Rows from a dataset
====

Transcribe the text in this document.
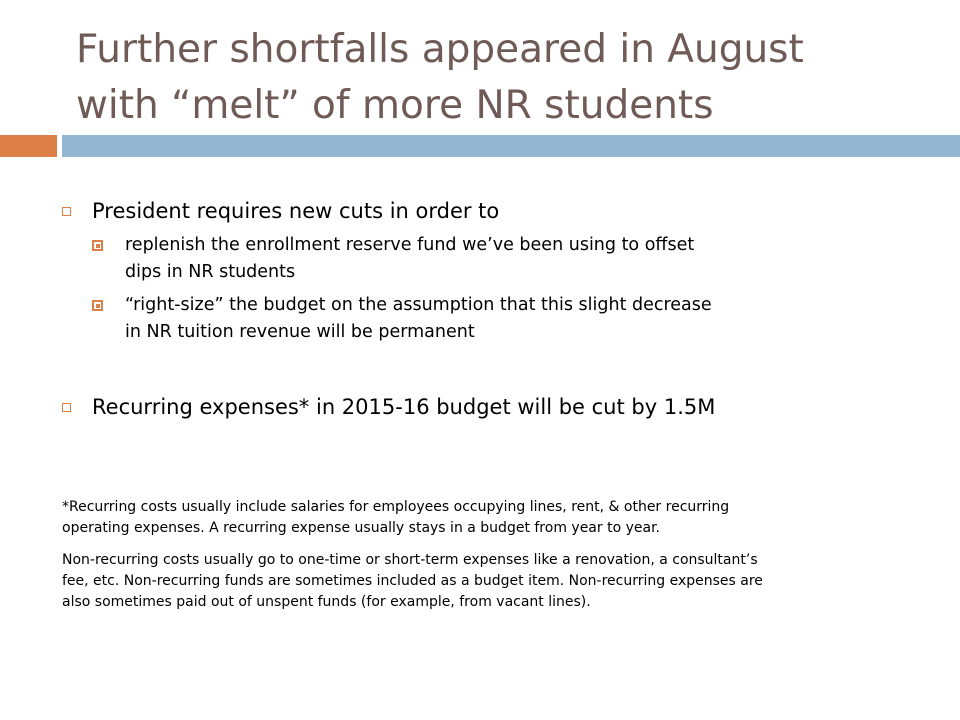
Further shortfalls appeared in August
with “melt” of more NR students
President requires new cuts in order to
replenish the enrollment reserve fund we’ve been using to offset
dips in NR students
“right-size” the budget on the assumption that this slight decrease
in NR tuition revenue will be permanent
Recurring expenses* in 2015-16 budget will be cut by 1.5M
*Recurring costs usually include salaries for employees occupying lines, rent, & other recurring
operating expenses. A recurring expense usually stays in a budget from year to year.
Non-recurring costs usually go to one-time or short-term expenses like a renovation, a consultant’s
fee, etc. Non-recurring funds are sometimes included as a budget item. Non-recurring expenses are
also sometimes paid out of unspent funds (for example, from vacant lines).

====

# Stated goal
Exactly reproduce the entries above, minus the pictures.

# Result
Transcribe the text in this document.
Further shortfalls appeared in August
with “melt” of more NR students
President requires new cuts in order to
replenish the enrollment reserve fund we’ve been using to offset
dips in NR students
“right-size” the budget on the assumption that this slight decrease
in NR tuition revenue will be permanent
Recurring expenses* in 2015-16 budget will be cut by 1.5M
*Recurring costs usually include salaries for employees occupying lines, rent, & other recurring
operating expenses. A recurring expense usually stays in a budget from year to year.
Non-recurring costs usually go to one-time or short-term expenses like a renovation, a consultant’s
fee, etc. Non-recurring funds are sometimes included as a budget item. Non-recurring expenses are
also sometimes paid out of unspent funds (for example, from vacant lines).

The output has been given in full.